Task brief - Print all records exactly, leaving nothing out.

Given data -
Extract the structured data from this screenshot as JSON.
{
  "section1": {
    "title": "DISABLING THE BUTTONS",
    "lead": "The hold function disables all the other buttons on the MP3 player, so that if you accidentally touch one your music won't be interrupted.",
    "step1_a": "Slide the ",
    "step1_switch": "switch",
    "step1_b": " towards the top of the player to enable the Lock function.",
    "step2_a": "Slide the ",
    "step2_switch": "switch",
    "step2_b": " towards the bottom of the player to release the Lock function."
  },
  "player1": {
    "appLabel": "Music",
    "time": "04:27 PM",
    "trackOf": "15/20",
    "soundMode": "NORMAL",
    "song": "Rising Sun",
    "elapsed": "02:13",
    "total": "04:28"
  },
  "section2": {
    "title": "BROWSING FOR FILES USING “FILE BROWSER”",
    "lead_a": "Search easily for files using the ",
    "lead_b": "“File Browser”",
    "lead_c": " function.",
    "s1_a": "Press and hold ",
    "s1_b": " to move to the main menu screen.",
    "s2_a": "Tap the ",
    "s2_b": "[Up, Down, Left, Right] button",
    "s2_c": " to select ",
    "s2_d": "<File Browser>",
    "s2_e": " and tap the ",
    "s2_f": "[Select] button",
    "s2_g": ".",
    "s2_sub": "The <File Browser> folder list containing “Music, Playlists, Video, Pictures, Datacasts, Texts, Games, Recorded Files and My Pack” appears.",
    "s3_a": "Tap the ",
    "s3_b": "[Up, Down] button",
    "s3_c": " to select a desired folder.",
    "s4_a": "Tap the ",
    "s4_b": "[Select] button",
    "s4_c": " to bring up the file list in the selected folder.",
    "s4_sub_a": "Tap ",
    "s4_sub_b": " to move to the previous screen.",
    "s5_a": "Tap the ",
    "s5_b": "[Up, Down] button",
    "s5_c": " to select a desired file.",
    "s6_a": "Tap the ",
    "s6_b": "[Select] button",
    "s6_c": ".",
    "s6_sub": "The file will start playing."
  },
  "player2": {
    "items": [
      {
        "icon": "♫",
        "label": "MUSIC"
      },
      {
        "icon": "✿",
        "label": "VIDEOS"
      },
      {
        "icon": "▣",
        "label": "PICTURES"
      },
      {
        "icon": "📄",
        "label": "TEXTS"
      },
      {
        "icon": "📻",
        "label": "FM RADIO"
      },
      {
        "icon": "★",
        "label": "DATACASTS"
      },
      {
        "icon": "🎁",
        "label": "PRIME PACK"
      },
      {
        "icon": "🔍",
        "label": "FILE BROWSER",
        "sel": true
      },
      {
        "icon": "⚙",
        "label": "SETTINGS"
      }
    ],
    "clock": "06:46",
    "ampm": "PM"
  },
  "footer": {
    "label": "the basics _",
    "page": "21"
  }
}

Exercise result -
Extract the structured data from this screenshot as JSON.
{
  "section1": {
    "title": "DISABLING THE BUTTONS",
    "lead": "The hold function disables all the other buttons on the MP3 player, so that if you accidentally touch one your music won't be interrupted.",
    "step1_a": "Slide the ",
    "step1_switch": "switch",
    "step1_b": " towards the top of the player to enable the Lock function.",
    "step2_a": "Slide the ",
    "step2_switch": "switch",
    "step2_b": " towards the bottom of the player to release the Lock function."
  },
  "player1": {
    "appLabel": "Music",
    "time": "04:27 PM",
    "trackOf": "15/20",
    "soundMode": "NORMAL",
    "song": "Rising Sun",
    "elapsed": "02:13",
    "total": "04:28"
  },
  "section2": {
    "title": "BROWSING FOR FILES USING “FILE BROWSER”",
    "lead_a": "Search easily for files using the ",
    "lead_b": "“File Browser”",
    "lead_c": " function.",
    "s1_a": "Press and hold ",
    "s1_b": " to move to the main menu screen.",
    "s2_a": "Tap the ",
    "s2_b": "[Up, Down, Left, Right] button",
    "s2_c": " to select ",
    "s2_d": "<File Browser>",
    "s2_e": " and tap the ",
    "s2_f": "[Select] button",
    "s2_g": ".",
    "s2_sub": "The <File Browser> folder list containing “Music, Playlists, Video, Pictures, Datacasts, Texts, Games, Recorded Files and My Pack” appears.",
    "s3_a": "Tap the ",
    "s3_b": "[Up, Down] button",
    "s3_c": " to select a desired folder.",
    "s4_a": "Tap the ",
    "s4_b": "[Select] button",
    "s4_c": " to bring up the file list in the selected folder.",
    "s4_sub_a": "Tap ",
    "s4_sub_b": " to move to the previous screen.",
    "s5_a": "Tap the ",
    "s5_b": "[Up, Down] button",
    "s5_c": " to select a desired file.",
    "s6_a": "Tap the ",
    "s6_b": "[Select] button",
    "s6_c": ".",
    "s6_sub": "The file will start playing."
  },
  "player2": {
    "items": [
      {
        "icon": "♫",
        "label": "MUSIC"
      },
      {
        "icon": "✿",
        "label": "VIDEOS"
      },
      {
        "icon": "▣",
        "label": "PICTURES"
      },
      {
        "icon": "📄",
        "label": "TEXTS"
      },
      {
        "icon": "📻",
        "label": "FM RADIO"
      },
      {
        "icon": "★",
        "label": "DATACASTS"
      },
      {
        "icon": "🎁",
        "label": "PRIME PACK"
      },
      {
        "icon": "🔍",
        "label": "FILE BROWSER",
        "sel": true
      },
      {
        "icon": "⚙",
        "label": "SETTINGS"
      }
    ],
    "clock": "06:46",
    "ampm": "PM"
  },
  "footer": {
    "label": "the basics _",
    "page": "21"
  }
}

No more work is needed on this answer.